→ **Goal**
Select and reproduce each line of the listing below that bears the string "belegnummer".

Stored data
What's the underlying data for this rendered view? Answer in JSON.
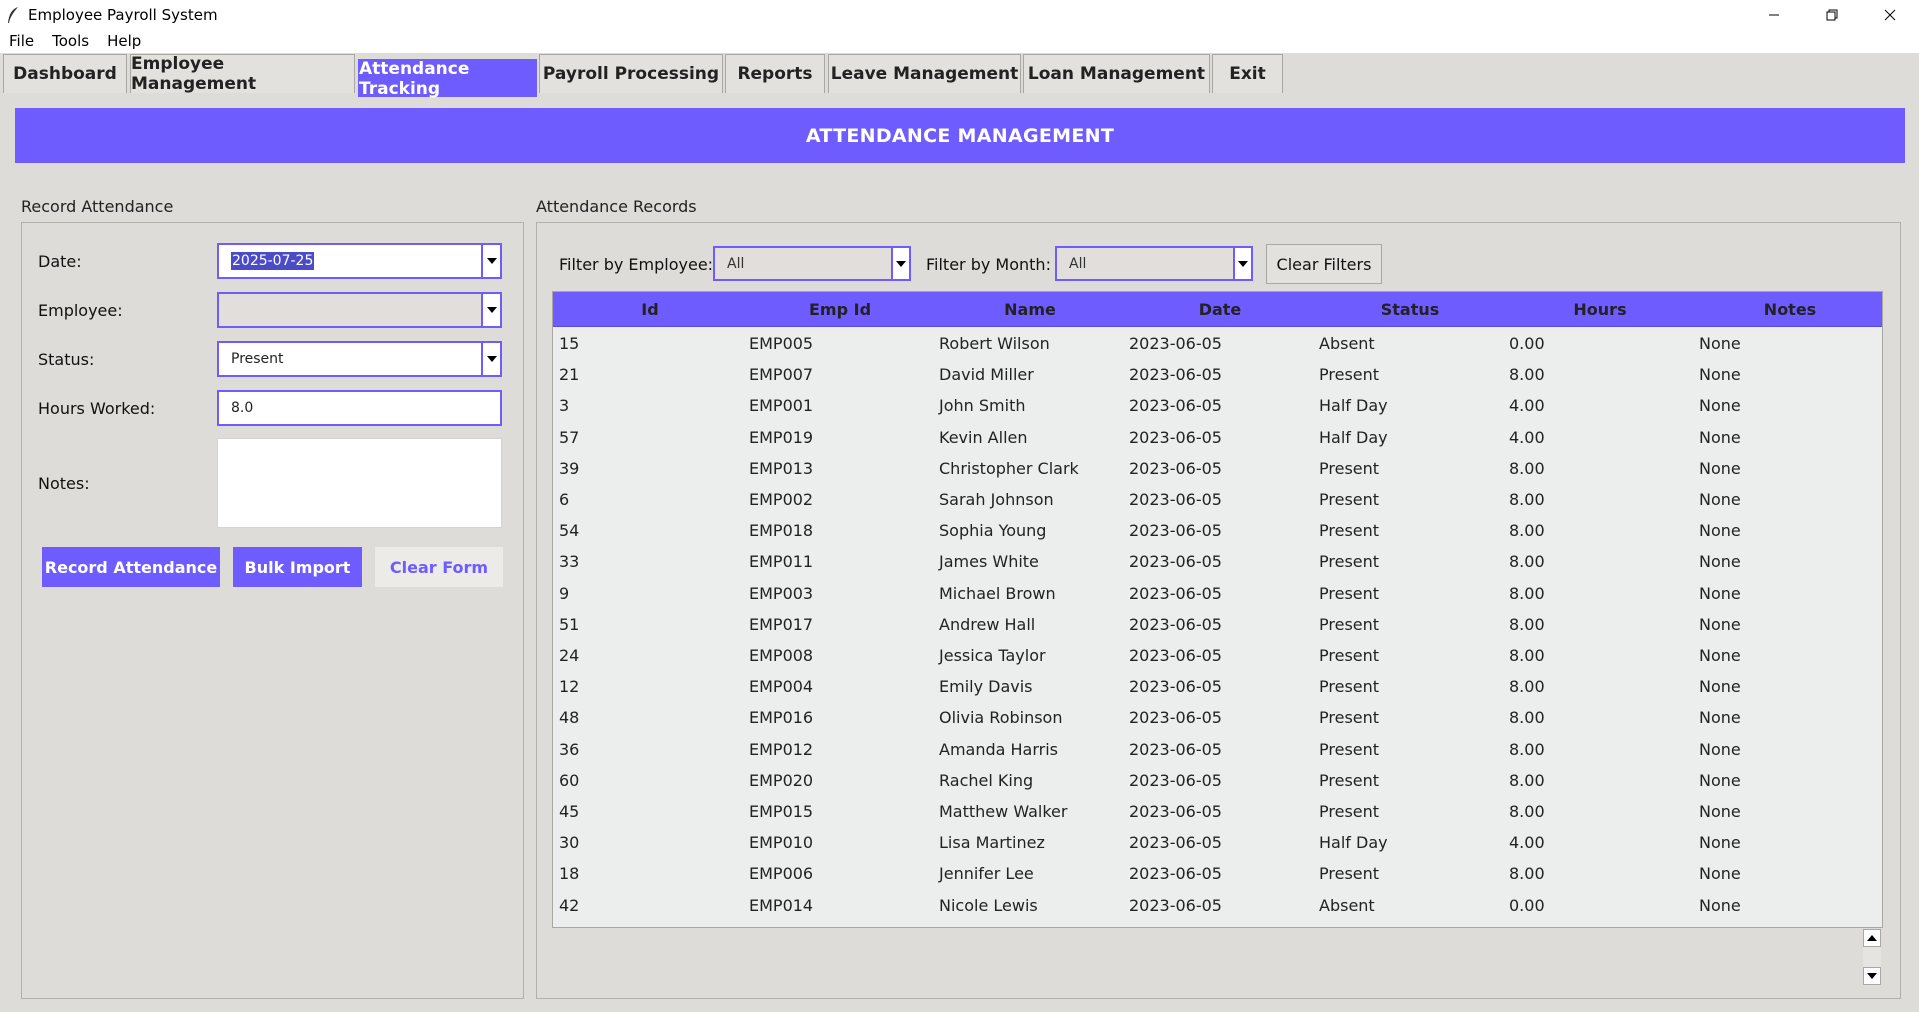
{
  "window": {
    "title": "Employee Payroll System"
  },
  "menu": [
    "File",
    "Tools",
    "Help"
  ],
  "tabs": [
    {
      "label": "Dashboard"
    },
    {
      "label": "Employee Management"
    },
    {
      "label": "Attendance Tracking",
      "active": true
    },
    {
      "label": "Payroll Processing"
    },
    {
      "label": "Reports"
    },
    {
      "label": "Leave Management"
    },
    {
      "label": "Loan Management"
    },
    {
      "label": "Exit"
    }
  ],
  "banner": {
    "title": "ATTENDANCE MANAGEMENT"
  },
  "record_form": {
    "section_title": "Record Attendance",
    "date_label": "Date:",
    "date_value": "2025-07-25",
    "employee_label": "Employee:",
    "employee_value": "",
    "status_label": "Status:",
    "status_value": "Present",
    "hours_label": "Hours Worked:",
    "hours_value": "8.0",
    "notes_label": "Notes:",
    "notes_value": "",
    "record_button": "Record Attendance",
    "bulk_button": "Bulk Import",
    "clear_button": "Clear Form"
  },
  "records": {
    "section_title": "Attendance Records",
    "filter_employee_label": "Filter by Employee:",
    "filter_employee_value": "All",
    "filter_month_label": "Filter by Month:",
    "filter_month_value": "All",
    "clear_filters_button": "Clear Filters",
    "columns": [
      "Id",
      "Emp Id",
      "Name",
      "Date",
      "Status",
      "Hours",
      "Notes"
    ],
    "rows": [
      [
        "15",
        "EMP005",
        "Robert Wilson",
        "2023-06-05",
        "Absent",
        "0.00",
        "None"
      ],
      [
        "21",
        "EMP007",
        "David Miller",
        "2023-06-05",
        "Present",
        "8.00",
        "None"
      ],
      [
        "3",
        "EMP001",
        "John Smith",
        "2023-06-05",
        "Half Day",
        "4.00",
        "None"
      ],
      [
        "57",
        "EMP019",
        "Kevin Allen",
        "2023-06-05",
        "Half Day",
        "4.00",
        "None"
      ],
      [
        "39",
        "EMP013",
        "Christopher Clark",
        "2023-06-05",
        "Present",
        "8.00",
        "None"
      ],
      [
        "6",
        "EMP002",
        "Sarah Johnson",
        "2023-06-05",
        "Present",
        "8.00",
        "None"
      ],
      [
        "54",
        "EMP018",
        "Sophia Young",
        "2023-06-05",
        "Present",
        "8.00",
        "None"
      ],
      [
        "33",
        "EMP011",
        "James White",
        "2023-06-05",
        "Present",
        "8.00",
        "None"
      ],
      [
        "9",
        "EMP003",
        "Michael Brown",
        "2023-06-05",
        "Present",
        "8.00",
        "None"
      ],
      [
        "51",
        "EMP017",
        "Andrew Hall",
        "2023-06-05",
        "Present",
        "8.00",
        "None"
      ],
      [
        "24",
        "EMP008",
        "Jessica Taylor",
        "2023-06-05",
        "Present",
        "8.00",
        "None"
      ],
      [
        "12",
        "EMP004",
        "Emily Davis",
        "2023-06-05",
        "Present",
        "8.00",
        "None"
      ],
      [
        "48",
        "EMP016",
        "Olivia Robinson",
        "2023-06-05",
        "Present",
        "8.00",
        "None"
      ],
      [
        "36",
        "EMP012",
        "Amanda Harris",
        "2023-06-05",
        "Present",
        "8.00",
        "None"
      ],
      [
        "60",
        "EMP020",
        "Rachel King",
        "2023-06-05",
        "Present",
        "8.00",
        "None"
      ],
      [
        "45",
        "EMP015",
        "Matthew Walker",
        "2023-06-05",
        "Present",
        "8.00",
        "None"
      ],
      [
        "30",
        "EMP010",
        "Lisa Martinez",
        "2023-06-05",
        "Half Day",
        "4.00",
        "None"
      ],
      [
        "18",
        "EMP006",
        "Jennifer Lee",
        "2023-06-05",
        "Present",
        "8.00",
        "None"
      ],
      [
        "42",
        "EMP014",
        "Nicole Lewis",
        "2023-06-05",
        "Absent",
        "0.00",
        "None"
      ]
    ]
  },
  "colors": {
    "accent": "#6e5cff",
    "background": "#dedcd8",
    "table_bg": "#eceeed"
  }
}
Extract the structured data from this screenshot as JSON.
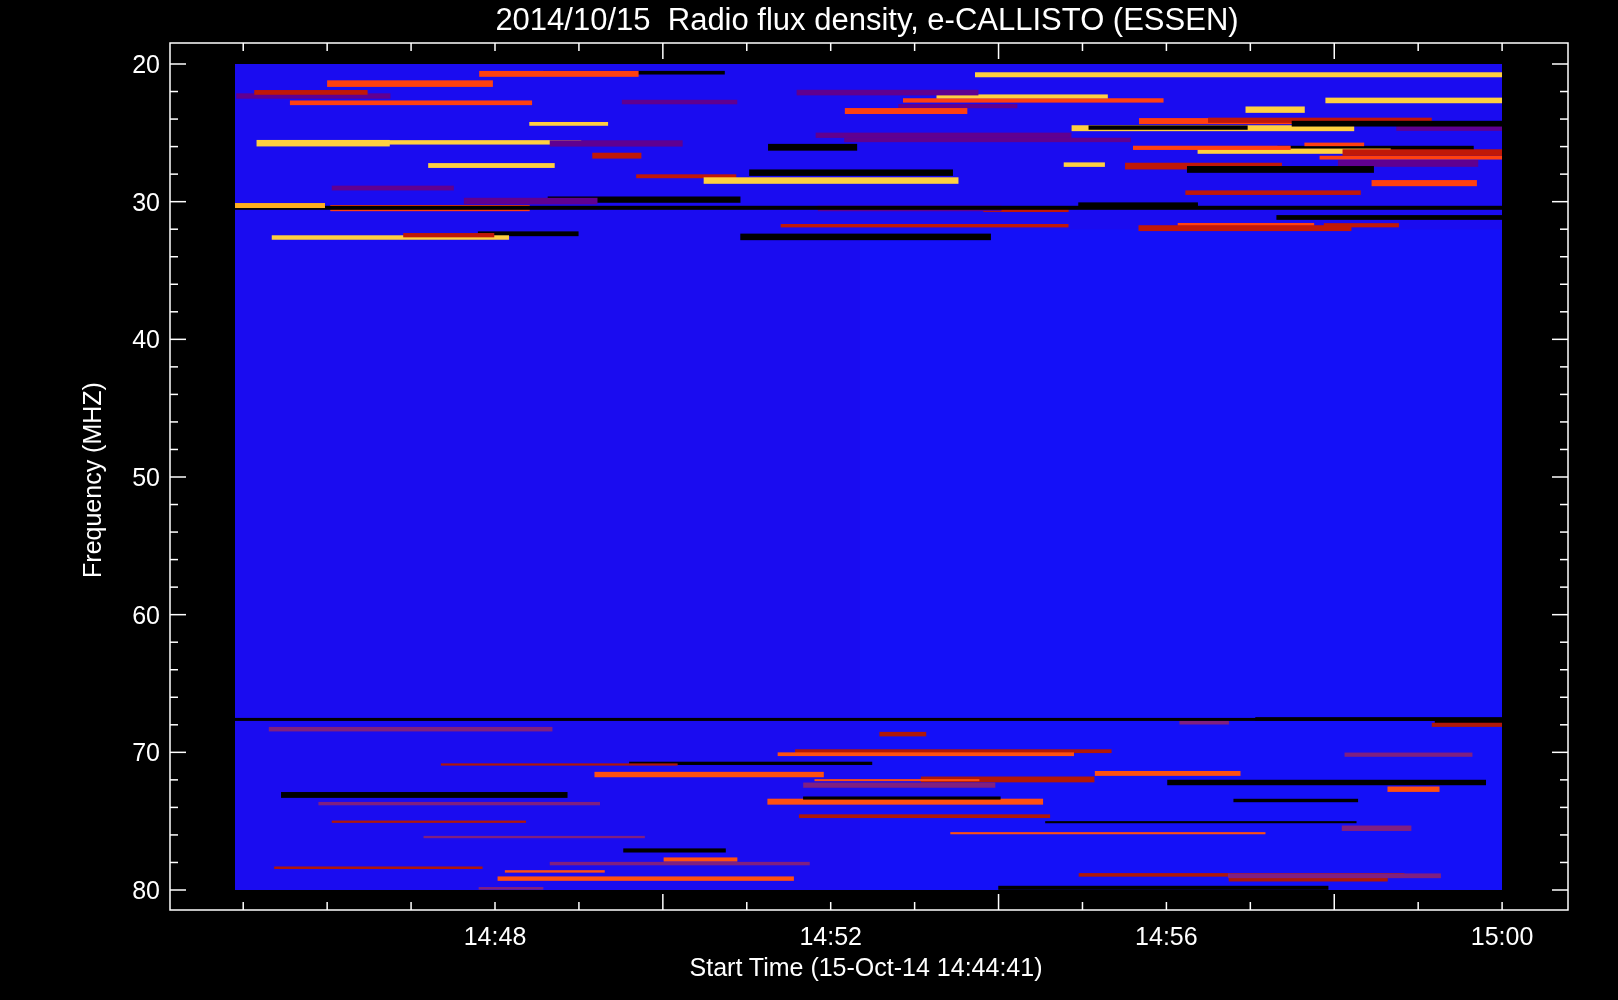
{
  "title": "2014/10/15  Radio flux density, e-CALLISTO (ESSEN)",
  "plot": {
    "ylabel": "Frequency (MHZ)",
    "xlabel": "Start Time (15-Oct-14 14:44:41)",
    "yticks": [
      "20",
      "30",
      "40",
      "50",
      "60",
      "70",
      "80"
    ],
    "xticks": [
      "14:48",
      "14:52",
      "14:56",
      "15:00"
    ]
  }
}
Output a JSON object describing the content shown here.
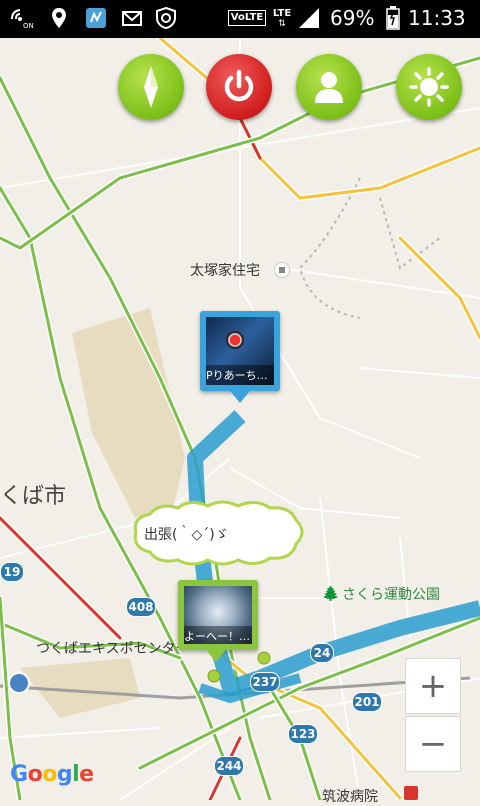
{
  "status_bar": {
    "volte": "VoLTE",
    "lte": "LTE",
    "battery": "69%",
    "time": "11:33"
  },
  "toolbar": {
    "compass_icon": "compass-icon",
    "power_icon": "power-icon",
    "profile_icon": "person-icon",
    "brightness_icon": "sun-icon"
  },
  "map": {
    "places": {
      "taizukayajutaku": "太塚家住宅",
      "tsukuba_city": "くば市",
      "sakura_park": "さくら運動公園",
      "tsukuba_expo": "つくばエキスポセンター",
      "hospital": "筑波病院"
    },
    "routes": [
      "19",
      "408",
      "24",
      "237",
      "201",
      "123",
      "244"
    ],
    "markers": [
      {
        "label": "Pりあーち…"
      },
      {
        "label": "よーへー！…"
      }
    ],
    "speech_bubble": "出張(｀◇´)ゞ",
    "attribution": "Google"
  },
  "zoom": {
    "plus": "+",
    "minus": "−"
  }
}
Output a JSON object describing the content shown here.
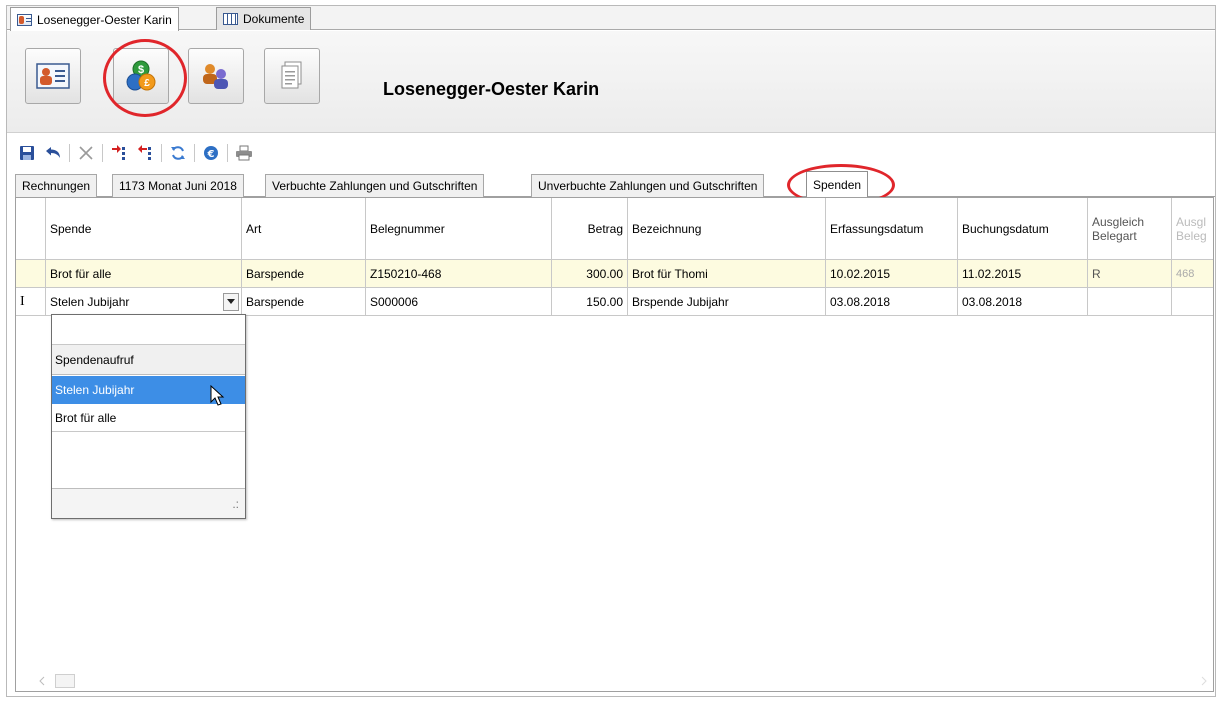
{
  "top_tabs": [
    {
      "label": "Losenegger-Oester Karin",
      "icon": "person-card-icon",
      "active": true
    },
    {
      "label": "Dokumente",
      "icon": "grid-icon",
      "active": false
    }
  ],
  "header": {
    "title": "Losenegger-Oester Karin",
    "buttons": [
      {
        "name": "person-details-button",
        "icon": "person-card-icon"
      },
      {
        "name": "finance-button",
        "icon": "money-bag-icon",
        "highlighted": true
      },
      {
        "name": "relations-button",
        "icon": "people-icon"
      },
      {
        "name": "documents-button",
        "icon": "document-icon"
      }
    ]
  },
  "toolbar": {
    "icons": [
      "save-icon",
      "undo-icon",
      "delete-icon",
      "move-up-icon",
      "move-down-icon",
      "refresh-icon",
      "euro-icon",
      "print-icon"
    ]
  },
  "sub_tabs": [
    {
      "label": "Rechnungen"
    },
    {
      "label": "1173 Monat Juni 2018"
    },
    {
      "label": "Verbuchte Zahlungen und Gutschriften"
    },
    {
      "label": "Unverbuchte Zahlungen und Gutschriften"
    },
    {
      "label": "Spenden",
      "active": true
    }
  ],
  "table": {
    "headers": {
      "spende": "Spende",
      "art": "Art",
      "belegnummer": "Belegnummer",
      "betrag": "Betrag",
      "bezeichnung": "Bezeichnung",
      "erfassungsdatum": "Erfassungsdatum",
      "buchungsdatum": "Buchungsdatum",
      "ausgleich_belegart_1": "Ausgleich",
      "ausgleich_belegart_2": "Belegart",
      "ausgleich_belegnr_1": "Ausgl",
      "ausgleich_belegnr_2": "Beleg"
    },
    "rows": [
      {
        "spende": "Brot für alle",
        "art": "Barspende",
        "belegnummer": "Z150210-468",
        "betrag": "300.00",
        "bezeichnung": "Brot für Thomi",
        "erfassungsdatum": "10.02.2015",
        "buchungsdatum": "11.02.2015",
        "ausgleich_belegart": "R",
        "ausgleich_belegnr": "468"
      },
      {
        "spende": "Stelen Jubijahr",
        "art": "Barspende",
        "belegnummer": "S000006",
        "betrag": "150.00",
        "bezeichnung": "Brspende Jubijahr",
        "erfassungsdatum": "03.08.2018",
        "buchungsdatum": "03.08.2018",
        "ausgleich_belegart": "",
        "ausgleich_belegnr": ""
      }
    ],
    "row_indicator": "I"
  },
  "dropdown": {
    "header": "Spendenaufruf",
    "options": [
      {
        "label": "Stelen Jubijahr",
        "selected": true
      },
      {
        "label": "Brot für alle",
        "selected": false
      }
    ],
    "resize_grip": ".:"
  },
  "colors": {
    "highlight_ring": "#e0262b",
    "selected_row": "#fdfbe0",
    "selected_option": "#3d8ee6"
  }
}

→ **Answer to the problem**
      "belegnummer": "Belegnummer",
        "belegnummer": "Z150210-468",
        "belegnummer": "S000006",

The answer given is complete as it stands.